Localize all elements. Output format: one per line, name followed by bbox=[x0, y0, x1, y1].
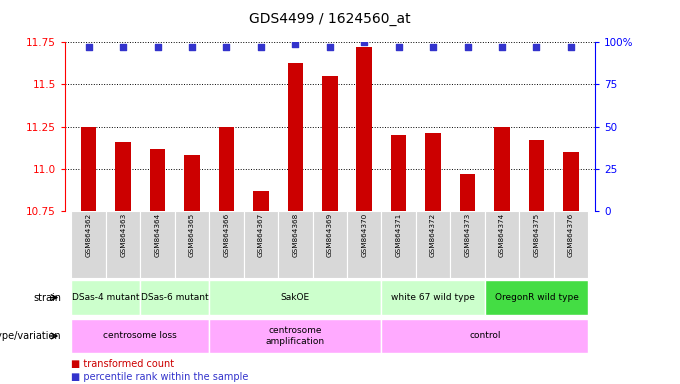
Bar bbox=[356, 47, 372, 211]
Bar bbox=[253, 191, 269, 211]
Point bbox=[496, 44, 507, 50]
Text: control: control bbox=[469, 331, 500, 341]
Bar bbox=[460, 174, 475, 211]
Point bbox=[290, 41, 301, 47]
Text: GSM864362: GSM864362 bbox=[86, 213, 92, 257]
Text: GSM864367: GSM864367 bbox=[258, 213, 264, 257]
Text: genotype/variation: genotype/variation bbox=[0, 331, 61, 341]
Text: GSM864365: GSM864365 bbox=[189, 213, 195, 257]
Text: GSM864375: GSM864375 bbox=[533, 213, 539, 257]
Text: GSM864370: GSM864370 bbox=[361, 213, 367, 257]
Text: GSM864372: GSM864372 bbox=[430, 213, 436, 257]
Bar bbox=[209, 211, 243, 278]
Text: ■ percentile rank within the sample: ■ percentile rank within the sample bbox=[71, 372, 249, 382]
Bar bbox=[485, 280, 588, 315]
Bar bbox=[184, 156, 200, 211]
Point bbox=[221, 44, 232, 50]
Bar bbox=[209, 319, 381, 353]
Bar bbox=[106, 211, 140, 278]
Point bbox=[83, 44, 94, 50]
Bar bbox=[140, 280, 209, 315]
Text: GSM864368: GSM864368 bbox=[292, 213, 299, 257]
Text: GSM864374: GSM864374 bbox=[499, 213, 505, 257]
Point bbox=[428, 44, 439, 50]
Point bbox=[393, 44, 404, 50]
Bar bbox=[322, 76, 337, 211]
Bar bbox=[288, 63, 303, 211]
Bar bbox=[563, 152, 579, 211]
Text: OregonR wild type: OregonR wild type bbox=[494, 293, 579, 302]
Text: GSM864363: GSM864363 bbox=[120, 213, 126, 257]
Bar bbox=[494, 127, 510, 211]
Text: GSM864371: GSM864371 bbox=[396, 213, 402, 257]
Point bbox=[531, 44, 542, 50]
Bar bbox=[426, 134, 441, 211]
Text: GSM864373: GSM864373 bbox=[464, 213, 471, 257]
Text: GSM864376: GSM864376 bbox=[568, 213, 574, 257]
Bar bbox=[71, 319, 209, 353]
Point bbox=[152, 44, 163, 50]
Point bbox=[462, 44, 473, 50]
Bar bbox=[416, 211, 450, 278]
Bar bbox=[485, 211, 520, 278]
Point bbox=[359, 39, 370, 45]
Text: GDS4499 / 1624560_at: GDS4499 / 1624560_at bbox=[249, 12, 411, 25]
Text: strain: strain bbox=[33, 293, 61, 303]
Bar bbox=[313, 211, 347, 278]
Text: white 67 wild type: white 67 wild type bbox=[391, 293, 475, 302]
Text: SakOE: SakOE bbox=[281, 293, 310, 302]
Bar bbox=[150, 149, 165, 211]
Text: GSM864364: GSM864364 bbox=[154, 213, 160, 257]
Text: centrosome
amplification: centrosome amplification bbox=[266, 326, 325, 346]
Point bbox=[566, 44, 577, 50]
Bar bbox=[243, 211, 278, 278]
Bar bbox=[391, 135, 407, 211]
Text: GSM864369: GSM864369 bbox=[327, 213, 333, 257]
Bar bbox=[140, 211, 175, 278]
Point bbox=[186, 44, 197, 50]
Text: ■ transformed count: ■ transformed count bbox=[71, 359, 175, 369]
Bar bbox=[175, 211, 209, 278]
Point bbox=[256, 44, 267, 50]
Text: DSas-6 mutant: DSas-6 mutant bbox=[141, 293, 209, 302]
Bar bbox=[381, 319, 588, 353]
Text: GSM864366: GSM864366 bbox=[224, 213, 229, 257]
Bar bbox=[71, 280, 140, 315]
Bar bbox=[381, 280, 485, 315]
Point bbox=[324, 44, 335, 50]
Bar bbox=[528, 140, 544, 211]
Bar bbox=[81, 127, 97, 211]
Text: DSas-4 mutant: DSas-4 mutant bbox=[72, 293, 139, 302]
Bar bbox=[347, 211, 381, 278]
Point bbox=[118, 44, 129, 50]
Bar bbox=[71, 211, 106, 278]
Bar bbox=[520, 211, 554, 278]
Bar bbox=[219, 127, 234, 211]
Text: centrosome loss: centrosome loss bbox=[103, 331, 177, 341]
Bar bbox=[381, 211, 416, 278]
Bar bbox=[209, 280, 381, 315]
Bar bbox=[116, 142, 131, 211]
Bar bbox=[554, 211, 588, 278]
Bar bbox=[278, 211, 313, 278]
Bar bbox=[450, 211, 485, 278]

What this task involves:
Please render every line of the items above as a JSON list of strings, one string per line, with blank lines and pictures left out.

Exercise solution:
[
  "Localize all elements. Output format: one per line, name followed by bbox=[x0, y0, x1, y1].",
  "Bar bbox=[356, 47, 372, 211]",
  "Bar bbox=[253, 191, 269, 211]",
  "Point bbox=[496, 44, 507, 50]",
  "Text: control: control bbox=[469, 331, 500, 341]",
  "Bar bbox=[460, 174, 475, 211]",
  "Point bbox=[290, 41, 301, 47]",
  "Text: GSM864362: GSM864362 bbox=[86, 213, 92, 257]",
  "Text: GSM864367: GSM864367 bbox=[258, 213, 264, 257]",
  "Text: genotype/variation: genotype/variation bbox=[0, 331, 61, 341]",
  "Text: GSM864365: GSM864365 bbox=[189, 213, 195, 257]",
  "Text: GSM864375: GSM864375 bbox=[533, 213, 539, 257]",
  "Text: GSM864370: GSM864370 bbox=[361, 213, 367, 257]",
  "Text: GSM864372: GSM864372 bbox=[430, 213, 436, 257]",
  "Bar bbox=[209, 211, 243, 278]",
  "Text: ■ percentile rank within the sample: ■ percentile rank within the sample bbox=[71, 372, 249, 382]",
  "Bar bbox=[485, 280, 588, 315]",
  "Bar bbox=[184, 156, 200, 211]",
  "Point bbox=[221, 44, 232, 50]",
  "Bar bbox=[209, 319, 381, 353]",
  "Bar bbox=[106, 211, 140, 278]",
  "Point bbox=[83, 44, 94, 50]",
  "Bar bbox=[140, 280, 209, 315]",
  "Text: GSM864368: GSM864368 bbox=[292, 213, 299, 257]",
  "Text: GSM864374: GSM864374 bbox=[499, 213, 505, 257]",
  "Point bbox=[428, 44, 439, 50]",
  "Point bbox=[393, 44, 404, 50]",
  "Bar bbox=[322, 76, 337, 211]",
  "Bar bbox=[288, 63, 303, 211]",
  "Bar bbox=[563, 152, 579, 211]",
  "Text: OregonR wild type: OregonR wild type bbox=[494, 293, 579, 302]",
  "Text: GSM864363: GSM864363 bbox=[120, 213, 126, 257]",
  "Bar bbox=[494, 127, 510, 211]",
  "Text: GSM864371: GSM864371 bbox=[396, 213, 402, 257]",
  "Point bbox=[531, 44, 542, 50]",
  "Bar bbox=[426, 134, 441, 211]",
  "Text: GSM864373: GSM864373 bbox=[464, 213, 471, 257]",
  "Text: GSM864376: GSM864376 bbox=[568, 213, 574, 257]",
  "Bar bbox=[71, 319, 209, 353]",
  "Point bbox=[152, 44, 163, 50]",
  "Point bbox=[462, 44, 473, 50]",
  "Bar bbox=[416, 211, 450, 278]",
  "Bar bbox=[485, 211, 520, 278]",
  "Point bbox=[359, 39, 370, 45]",
  "Text: GDS4499 / 1624560_at: GDS4499 / 1624560_at bbox=[249, 12, 411, 25]",
  "Text: strain: strain bbox=[33, 293, 61, 303]",
  "Bar bbox=[313, 211, 347, 278]",
  "Text: white 67 wild type: white 67 wild type bbox=[391, 293, 475, 302]",
  "Text: SakOE: SakOE bbox=[281, 293, 310, 302]",
  "Bar bbox=[150, 149, 165, 211]",
  "Text: GSM864364: GSM864364 bbox=[154, 213, 160, 257]",
  "Text: centrosome",
  "amplification: centrosome amplification bbox=[266, 326, 325, 346]",
  "Point bbox=[566, 44, 577, 50]",
  "Bar bbox=[243, 211, 278, 278]",
  "Bar bbox=[391, 135, 407, 211]",
  "Text: GSM864369: GSM864369 bbox=[327, 213, 333, 257]",
  "Bar bbox=[140, 211, 175, 278]",
  "Point bbox=[186, 44, 197, 50]",
  "Text: ■ transformed count: ■ transformed count bbox=[71, 359, 175, 369]",
  "Bar bbox=[175, 211, 209, 278]",
  "Point bbox=[256, 44, 267, 50]",
  "Text: DSas-6 mutant: DSas-6 mutant bbox=[141, 293, 209, 302]",
  "Bar bbox=[381, 319, 588, 353]",
  "Text: GSM864366: GSM864366 bbox=[224, 213, 229, 257]",
  "Bar bbox=[71, 280, 140, 315]",
  "Bar bbox=[381, 280, 485, 315]",
  "Point bbox=[324, 44, 335, 50]",
  "Bar bbox=[528, 140, 544, 211]",
  "Bar bbox=[81, 127, 97, 211]",
  "Text: DSas-4 mutant: DSas-4 mutant bbox=[72, 293, 139, 302]",
  "Bar bbox=[347, 211, 381, 278]",
  "Point bbox=[118, 44, 129, 50]",
  "Bar bbox=[71, 211, 106, 278]",
  "Bar bbox=[520, 211, 554, 278]",
  "Bar bbox=[219, 127, 234, 211]",
  "Text: centrosome loss: centrosome loss bbox=[103, 331, 177, 341]",
  "Bar bbox=[381, 211, 416, 278]",
  "Bar bbox=[209, 280, 381, 315]",
  "Bar bbox=[116, 142, 131, 211]",
  "Bar bbox=[554, 211, 588, 278]",
  "Bar bbox=[278, 211, 313, 278]",
  "Bar bbox=[450, 211, 485, 278]"
]